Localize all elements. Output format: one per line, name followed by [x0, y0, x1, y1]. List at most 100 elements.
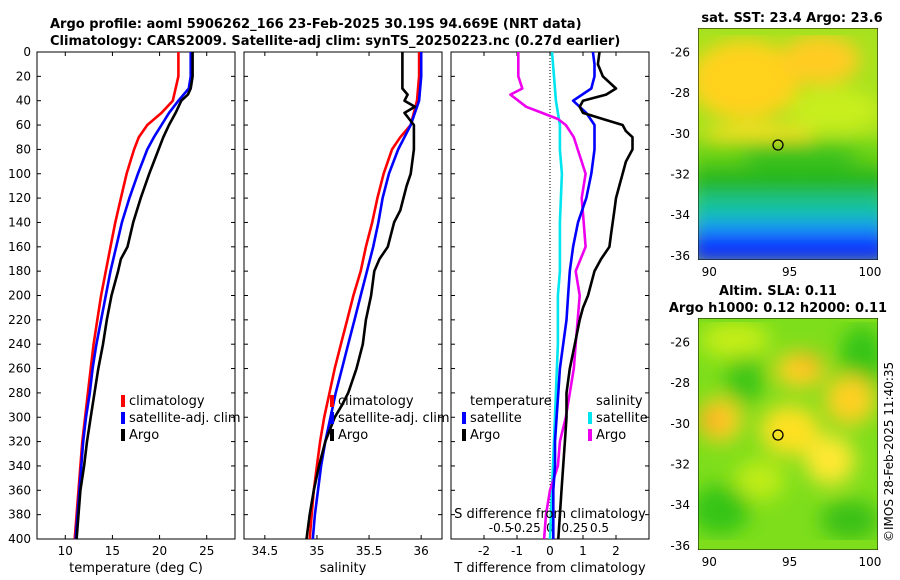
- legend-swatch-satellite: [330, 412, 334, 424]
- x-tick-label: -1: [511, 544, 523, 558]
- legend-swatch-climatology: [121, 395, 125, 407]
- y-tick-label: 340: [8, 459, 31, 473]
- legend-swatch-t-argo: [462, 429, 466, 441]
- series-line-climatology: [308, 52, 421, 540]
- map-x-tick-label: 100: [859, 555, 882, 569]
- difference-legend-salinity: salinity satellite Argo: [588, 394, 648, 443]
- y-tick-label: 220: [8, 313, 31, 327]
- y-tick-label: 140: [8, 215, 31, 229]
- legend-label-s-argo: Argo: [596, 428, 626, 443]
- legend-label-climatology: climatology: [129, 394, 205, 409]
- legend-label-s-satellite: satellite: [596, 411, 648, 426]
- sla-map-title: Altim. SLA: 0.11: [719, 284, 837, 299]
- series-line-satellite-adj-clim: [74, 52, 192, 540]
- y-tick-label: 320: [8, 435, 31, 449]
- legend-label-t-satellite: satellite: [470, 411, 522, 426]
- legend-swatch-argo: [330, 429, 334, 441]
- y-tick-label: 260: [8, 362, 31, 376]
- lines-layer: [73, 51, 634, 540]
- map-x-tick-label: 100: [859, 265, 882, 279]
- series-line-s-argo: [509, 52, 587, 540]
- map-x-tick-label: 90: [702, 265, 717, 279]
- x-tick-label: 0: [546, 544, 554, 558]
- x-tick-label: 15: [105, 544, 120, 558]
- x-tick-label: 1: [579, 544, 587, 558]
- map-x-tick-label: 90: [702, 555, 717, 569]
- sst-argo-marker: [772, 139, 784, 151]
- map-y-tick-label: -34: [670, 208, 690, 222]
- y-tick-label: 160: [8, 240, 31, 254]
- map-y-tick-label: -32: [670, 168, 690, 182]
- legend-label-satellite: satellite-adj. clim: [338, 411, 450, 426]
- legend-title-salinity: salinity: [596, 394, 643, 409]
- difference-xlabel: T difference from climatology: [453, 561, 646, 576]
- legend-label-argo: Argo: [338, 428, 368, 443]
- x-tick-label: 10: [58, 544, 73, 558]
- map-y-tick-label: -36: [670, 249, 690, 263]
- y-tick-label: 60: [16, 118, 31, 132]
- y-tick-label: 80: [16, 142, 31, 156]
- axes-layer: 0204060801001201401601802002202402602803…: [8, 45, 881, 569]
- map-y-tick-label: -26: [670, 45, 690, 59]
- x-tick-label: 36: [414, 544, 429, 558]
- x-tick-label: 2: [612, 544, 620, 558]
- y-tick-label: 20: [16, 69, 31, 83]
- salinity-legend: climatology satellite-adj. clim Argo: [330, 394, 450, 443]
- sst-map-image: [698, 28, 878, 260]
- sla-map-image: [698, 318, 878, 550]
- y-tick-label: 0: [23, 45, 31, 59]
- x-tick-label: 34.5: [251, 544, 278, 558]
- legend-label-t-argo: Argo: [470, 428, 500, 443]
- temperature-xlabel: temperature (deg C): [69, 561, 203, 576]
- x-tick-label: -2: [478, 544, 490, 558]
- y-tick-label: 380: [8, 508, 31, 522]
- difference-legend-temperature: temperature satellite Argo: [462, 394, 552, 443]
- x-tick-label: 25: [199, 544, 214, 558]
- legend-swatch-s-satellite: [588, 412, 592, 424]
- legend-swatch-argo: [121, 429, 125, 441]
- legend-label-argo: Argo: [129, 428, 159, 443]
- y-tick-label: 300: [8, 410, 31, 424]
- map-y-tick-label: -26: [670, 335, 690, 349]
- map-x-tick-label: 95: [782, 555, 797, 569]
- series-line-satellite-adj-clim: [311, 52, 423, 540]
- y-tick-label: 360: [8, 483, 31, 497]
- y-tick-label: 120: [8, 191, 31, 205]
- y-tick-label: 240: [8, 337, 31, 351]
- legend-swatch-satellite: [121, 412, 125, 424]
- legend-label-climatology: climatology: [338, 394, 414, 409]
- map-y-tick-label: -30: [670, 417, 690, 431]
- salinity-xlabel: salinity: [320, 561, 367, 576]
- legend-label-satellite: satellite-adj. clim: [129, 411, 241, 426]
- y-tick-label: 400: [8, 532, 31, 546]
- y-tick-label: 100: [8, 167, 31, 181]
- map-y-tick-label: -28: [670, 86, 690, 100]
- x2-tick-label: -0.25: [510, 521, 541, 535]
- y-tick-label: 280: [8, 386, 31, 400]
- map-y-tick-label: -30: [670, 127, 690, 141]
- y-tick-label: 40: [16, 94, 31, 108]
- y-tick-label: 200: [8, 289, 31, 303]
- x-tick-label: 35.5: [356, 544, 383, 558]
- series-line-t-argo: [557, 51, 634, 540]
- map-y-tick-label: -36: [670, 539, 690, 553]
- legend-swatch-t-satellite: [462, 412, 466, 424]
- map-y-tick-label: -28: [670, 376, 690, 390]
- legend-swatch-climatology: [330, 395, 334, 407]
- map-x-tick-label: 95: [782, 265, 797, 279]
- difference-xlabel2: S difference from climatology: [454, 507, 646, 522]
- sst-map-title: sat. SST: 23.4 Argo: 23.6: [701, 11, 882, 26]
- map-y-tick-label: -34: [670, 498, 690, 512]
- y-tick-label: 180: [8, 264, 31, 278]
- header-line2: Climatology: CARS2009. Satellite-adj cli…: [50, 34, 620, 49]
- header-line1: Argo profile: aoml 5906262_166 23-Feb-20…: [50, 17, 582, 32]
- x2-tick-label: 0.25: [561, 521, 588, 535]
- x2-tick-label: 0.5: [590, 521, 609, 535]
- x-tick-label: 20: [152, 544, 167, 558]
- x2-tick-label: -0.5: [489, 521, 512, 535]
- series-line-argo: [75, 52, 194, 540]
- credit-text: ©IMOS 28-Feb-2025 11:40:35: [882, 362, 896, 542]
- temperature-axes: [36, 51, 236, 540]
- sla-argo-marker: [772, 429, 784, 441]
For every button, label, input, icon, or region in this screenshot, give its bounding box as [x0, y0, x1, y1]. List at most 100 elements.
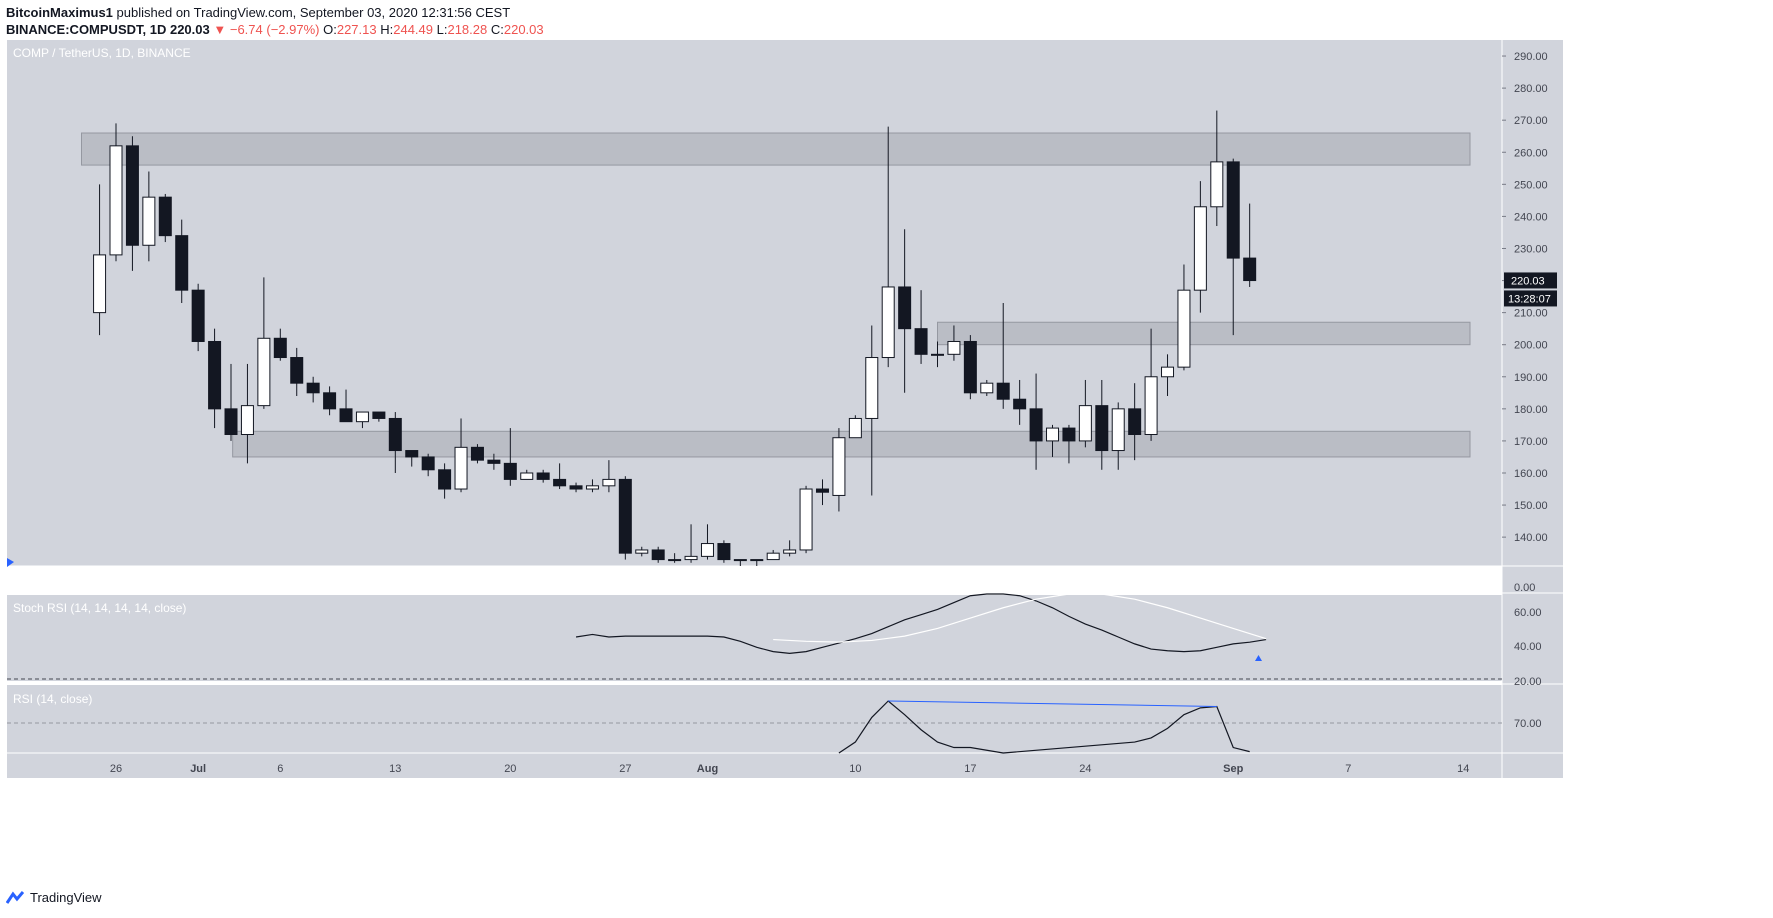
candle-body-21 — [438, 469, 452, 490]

> Work instructions:
Copy the records above line for line, leaving out the pictures.

> Full response:
Localize all elements. Output format: one per line, name followed by [x0, y0, x1, y1]. List at most 100 elements.
- legend-swatch-satellite: [330, 412, 334, 424]
- x-tick-label: -1: [511, 544, 523, 558]
- legend-swatch-climatology: [121, 395, 125, 407]
- y-tick-label: 340: [8, 459, 31, 473]
- legend-swatch-t-argo: [462, 429, 466, 441]
- series-line-climatology: [308, 52, 421, 540]
- map-x-tick-label: 100: [859, 555, 882, 569]
- difference-legend-salinity: salinity satellite Argo: [588, 394, 648, 443]
- y-tick-label: 220: [8, 313, 31, 327]
- y-tick-label: 140: [8, 215, 31, 229]
- legend-label-s-argo: Argo: [596, 428, 626, 443]
- legend-label-climatology: climatology: [129, 394, 205, 409]
- legend-label-s-satellite: satellite: [596, 411, 648, 426]
- sla-map-title: Altim. SLA: 0.11: [719, 284, 837, 299]
- series-line-satellite-adj-clim: [74, 52, 192, 540]
- y-tick-label: 320: [8, 435, 31, 449]
- legend-label-t-satellite: satellite: [470, 411, 522, 426]
- legend-swatch-argo: [330, 429, 334, 441]
- y-tick-label: 260: [8, 362, 31, 376]
- lines-layer: [73, 51, 634, 540]
- map-x-tick-label: 100: [859, 265, 882, 279]
- series-line-s-argo: [509, 52, 587, 540]
- map-x-tick-label: 90: [702, 265, 717, 279]
- x-tick-label: 0: [546, 544, 554, 558]
- x-tick-label: 15: [105, 544, 120, 558]
- x-tick-label: 1: [579, 544, 587, 558]
- map-x-tick-label: 90: [702, 555, 717, 569]
- sst-argo-marker: [772, 139, 784, 151]
- map-y-tick-label: -34: [670, 208, 690, 222]
- y-tick-label: 160: [8, 240, 31, 254]
- map-y-tick-label: -32: [670, 168, 690, 182]
- legend-label-satellite: satellite-adj. clim: [338, 411, 450, 426]
- legend-title-salinity: salinity: [596, 394, 643, 409]
- difference-xlabel: T difference from climatology: [453, 561, 646, 576]
- legend-label-argo: Argo: [338, 428, 368, 443]
- x-tick-label: 10: [58, 544, 73, 558]
- map-y-tick-label: -36: [670, 249, 690, 263]
- y-tick-label: 60: [16, 118, 31, 132]
- y-tick-label: 80: [16, 142, 31, 156]
- axes-layer: 0204060801001201401601802002202402602803…: [8, 45, 881, 569]
- map-y-tick-label: -26: [670, 45, 690, 59]
- x-tick-label: 36: [414, 544, 429, 558]
- x-tick-label: 2: [612, 544, 620, 558]
- y-tick-label: 20: [16, 69, 31, 83]
- salinity-legend: climatology satellite-adj. clim Argo: [330, 394, 450, 443]
- sst-map-image: [698, 28, 878, 260]
- sla-map-image: [698, 318, 878, 550]
- y-tick-label: 0: [23, 45, 31, 59]
- x-tick-label: 34.5: [251, 544, 278, 558]
- legend-label-t-argo: Argo: [470, 428, 500, 443]
- temperature-xlabel: temperature (deg C): [69, 561, 203, 576]
- x-tick-label: -2: [478, 544, 490, 558]
- y-tick-label: 380: [8, 508, 31, 522]
- difference-legend-temperature: temperature satellite Argo: [462, 394, 552, 443]
- x-tick-label: 25: [199, 544, 214, 558]
- legend-swatch-s-satellite: [588, 412, 592, 424]
- legend-swatch-argo: [121, 429, 125, 441]
- legend-label-argo: Argo: [129, 428, 159, 443]
- y-tick-label: 300: [8, 410, 31, 424]
- map-y-tick-label: -26: [670, 335, 690, 349]
- map-x-tick-label: 95: [782, 555, 797, 569]
- series-line-satellite-adj-clim: [311, 52, 423, 540]
- y-tick-label: 360: [8, 483, 31, 497]
- y-tick-label: 120: [8, 191, 31, 205]
- y-tick-label: 240: [8, 337, 31, 351]
- legend-swatch-satellite: [121, 412, 125, 424]
- legend-label-climatology: climatology: [338, 394, 414, 409]
- map-y-tick-label: -30: [670, 417, 690, 431]
- salinity-xlabel: salinity: [320, 561, 367, 576]
- legend-label-satellite: satellite-adj. clim: [129, 411, 241, 426]
- y-tick-label: 400: [8, 532, 31, 546]
- y-tick-label: 100: [8, 167, 31, 181]
- map-y-tick-label: -28: [670, 86, 690, 100]
- x2-tick-label: -0.25: [510, 521, 541, 535]
- y-tick-label: 280: [8, 386, 31, 400]
- map-y-tick-label: -30: [670, 127, 690, 141]
- y-tick-label: 40: [16, 94, 31, 108]
- y-tick-label: 200: [8, 289, 31, 303]
- x-tick-label: 35.5: [356, 544, 383, 558]
- series-line-t-argo: [557, 51, 634, 540]
- map-y-tick-label: -36: [670, 539, 690, 553]
- legend-swatch-t-satellite: [462, 412, 466, 424]
- map-y-tick-label: -28: [670, 376, 690, 390]
- legend-swatch-climatology: [330, 395, 334, 407]
- map-x-tick-label: 95: [782, 265, 797, 279]
- difference-xlabel2: S difference from climatology: [454, 507, 646, 522]
- sst-map-title: sat. SST: 23.4 Argo: 23.6: [701, 11, 882, 26]
- map-y-tick-label: -34: [670, 498, 690, 512]
- y-tick-label: 180: [8, 264, 31, 278]
- header-line2: Climatology: CARS2009. Satellite-adj cli…: [50, 34, 620, 49]
- header-line1: Argo profile: aoml 5906262_166 23-Feb-20…: [50, 17, 582, 32]
- x2-tick-label: 0.25: [561, 521, 588, 535]
- x2-tick-label: 0.5: [590, 521, 609, 535]
- x-tick-label: 20: [152, 544, 167, 558]
- x2-tick-label: -0.5: [489, 521, 512, 535]
- series-line-argo: [75, 52, 194, 540]
- credit-text: ©IMOS 28-Feb-2025 11:40:35: [882, 362, 896, 542]
- temperature-axes: [36, 51, 236, 540]
- sla-argo-marker: [772, 429, 784, 441]
For every button, label, input, icon, or region in this screenshot, give its bounding box as [x0, y0, x1, y1]. List at most 100 elements.
candle-body-21 — [438, 469, 452, 490]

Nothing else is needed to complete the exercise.